__Your objective__
Write out each line word for word. Drop pictures.

+++

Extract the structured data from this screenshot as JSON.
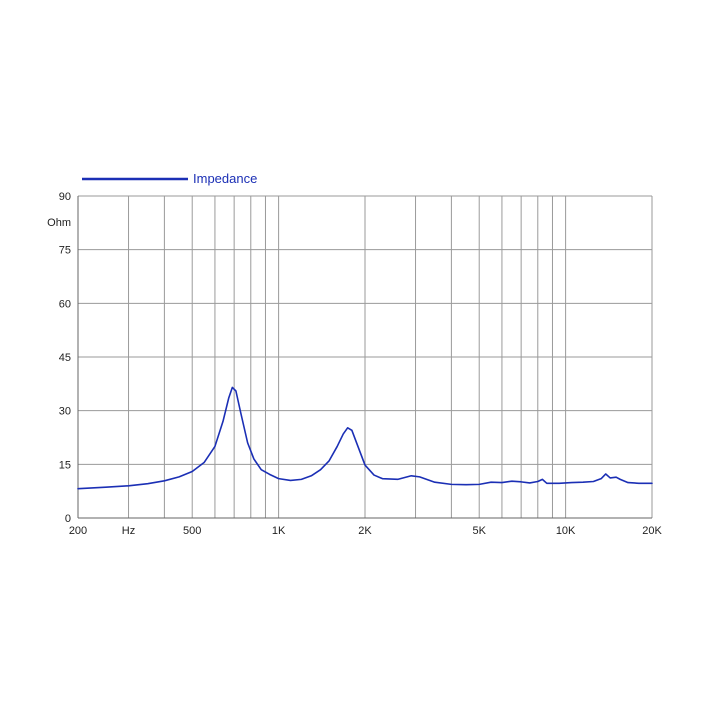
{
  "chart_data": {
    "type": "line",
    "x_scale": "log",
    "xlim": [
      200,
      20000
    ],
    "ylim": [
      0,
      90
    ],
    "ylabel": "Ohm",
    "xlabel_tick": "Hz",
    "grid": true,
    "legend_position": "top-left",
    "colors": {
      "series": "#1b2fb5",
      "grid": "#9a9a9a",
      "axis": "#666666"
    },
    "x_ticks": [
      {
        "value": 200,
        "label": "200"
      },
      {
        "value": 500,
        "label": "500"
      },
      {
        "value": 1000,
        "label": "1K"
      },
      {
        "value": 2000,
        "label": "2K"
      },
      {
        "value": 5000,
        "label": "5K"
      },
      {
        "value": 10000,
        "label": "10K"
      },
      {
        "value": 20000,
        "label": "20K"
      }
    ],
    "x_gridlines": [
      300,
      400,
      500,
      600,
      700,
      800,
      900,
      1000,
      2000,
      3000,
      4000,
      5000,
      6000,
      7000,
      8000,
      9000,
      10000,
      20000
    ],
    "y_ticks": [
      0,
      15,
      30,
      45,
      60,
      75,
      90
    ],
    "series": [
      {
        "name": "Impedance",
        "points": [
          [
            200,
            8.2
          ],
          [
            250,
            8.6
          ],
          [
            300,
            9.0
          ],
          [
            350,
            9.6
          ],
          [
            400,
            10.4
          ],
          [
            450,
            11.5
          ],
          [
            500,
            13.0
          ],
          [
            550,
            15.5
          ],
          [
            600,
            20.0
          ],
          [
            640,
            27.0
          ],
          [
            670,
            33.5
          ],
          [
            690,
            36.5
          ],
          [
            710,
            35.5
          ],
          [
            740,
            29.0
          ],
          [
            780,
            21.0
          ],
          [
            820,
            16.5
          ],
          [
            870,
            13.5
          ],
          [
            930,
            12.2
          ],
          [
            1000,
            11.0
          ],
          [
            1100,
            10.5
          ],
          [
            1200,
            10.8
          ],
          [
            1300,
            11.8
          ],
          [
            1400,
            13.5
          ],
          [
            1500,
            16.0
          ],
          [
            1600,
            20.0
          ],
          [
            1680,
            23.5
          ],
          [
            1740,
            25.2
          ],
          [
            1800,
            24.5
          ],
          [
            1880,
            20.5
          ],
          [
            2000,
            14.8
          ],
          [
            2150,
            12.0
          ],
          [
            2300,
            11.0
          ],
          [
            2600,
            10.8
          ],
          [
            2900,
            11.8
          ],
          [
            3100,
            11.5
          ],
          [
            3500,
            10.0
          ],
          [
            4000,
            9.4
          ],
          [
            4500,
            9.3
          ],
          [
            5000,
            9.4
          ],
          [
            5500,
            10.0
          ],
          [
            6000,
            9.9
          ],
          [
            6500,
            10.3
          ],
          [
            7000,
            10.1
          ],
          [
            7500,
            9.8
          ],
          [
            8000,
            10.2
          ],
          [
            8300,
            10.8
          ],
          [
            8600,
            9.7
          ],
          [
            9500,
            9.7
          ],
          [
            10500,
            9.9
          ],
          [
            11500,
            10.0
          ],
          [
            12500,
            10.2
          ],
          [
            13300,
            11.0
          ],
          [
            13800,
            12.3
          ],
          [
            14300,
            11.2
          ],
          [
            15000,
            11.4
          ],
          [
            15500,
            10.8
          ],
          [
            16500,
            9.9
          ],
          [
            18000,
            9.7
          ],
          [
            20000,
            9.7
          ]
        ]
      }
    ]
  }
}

+++

__Result for this exercise__
Extract the structured data from this screenshot as JSON.
{
  "chart_data": {
    "type": "line",
    "x_scale": "log",
    "xlim": [
      200,
      20000
    ],
    "ylim": [
      0,
      90
    ],
    "ylabel": "Ohm",
    "xlabel_tick": "Hz",
    "grid": true,
    "legend_position": "top-left",
    "colors": {
      "series": "#1b2fb5",
      "grid": "#9a9a9a",
      "axis": "#666666"
    },
    "x_ticks": [
      {
        "value": 200,
        "label": "200"
      },
      {
        "value": 500,
        "label": "500"
      },
      {
        "value": 1000,
        "label": "1K"
      },
      {
        "value": 2000,
        "label": "2K"
      },
      {
        "value": 5000,
        "label": "5K"
      },
      {
        "value": 10000,
        "label": "10K"
      },
      {
        "value": 20000,
        "label": "20K"
      }
    ],
    "x_gridlines": [
      300,
      400,
      500,
      600,
      700,
      800,
      900,
      1000,
      2000,
      3000,
      4000,
      5000,
      6000,
      7000,
      8000,
      9000,
      10000,
      20000
    ],
    "y_ticks": [
      0,
      15,
      30,
      45,
      60,
      75,
      90
    ],
    "series": [
      {
        "name": "Impedance",
        "points": [
          [
            200,
            8.2
          ],
          [
            250,
            8.6
          ],
          [
            300,
            9.0
          ],
          [
            350,
            9.6
          ],
          [
            400,
            10.4
          ],
          [
            450,
            11.5
          ],
          [
            500,
            13.0
          ],
          [
            550,
            15.5
          ],
          [
            600,
            20.0
          ],
          [
            640,
            27.0
          ],
          [
            670,
            33.5
          ],
          [
            690,
            36.5
          ],
          [
            710,
            35.5
          ],
          [
            740,
            29.0
          ],
          [
            780,
            21.0
          ],
          [
            820,
            16.5
          ],
          [
            870,
            13.5
          ],
          [
            930,
            12.2
          ],
          [
            1000,
            11.0
          ],
          [
            1100,
            10.5
          ],
          [
            1200,
            10.8
          ],
          [
            1300,
            11.8
          ],
          [
            1400,
            13.5
          ],
          [
            1500,
            16.0
          ],
          [
            1600,
            20.0
          ],
          [
            1680,
            23.5
          ],
          [
            1740,
            25.2
          ],
          [
            1800,
            24.5
          ],
          [
            1880,
            20.5
          ],
          [
            2000,
            14.8
          ],
          [
            2150,
            12.0
          ],
          [
            2300,
            11.0
          ],
          [
            2600,
            10.8
          ],
          [
            2900,
            11.8
          ],
          [
            3100,
            11.5
          ],
          [
            3500,
            10.0
          ],
          [
            4000,
            9.4
          ],
          [
            4500,
            9.3
          ],
          [
            5000,
            9.4
          ],
          [
            5500,
            10.0
          ],
          [
            6000,
            9.9
          ],
          [
            6500,
            10.3
          ],
          [
            7000,
            10.1
          ],
          [
            7500,
            9.8
          ],
          [
            8000,
            10.2
          ],
          [
            8300,
            10.8
          ],
          [
            8600,
            9.7
          ],
          [
            9500,
            9.7
          ],
          [
            10500,
            9.9
          ],
          [
            11500,
            10.0
          ],
          [
            12500,
            10.2
          ],
          [
            13300,
            11.0
          ],
          [
            13800,
            12.3
          ],
          [
            14300,
            11.2
          ],
          [
            15000,
            11.4
          ],
          [
            15500,
            10.8
          ],
          [
            16500,
            9.9
          ],
          [
            18000,
            9.7
          ],
          [
            20000,
            9.7
          ]
        ]
      }
    ]
  }
}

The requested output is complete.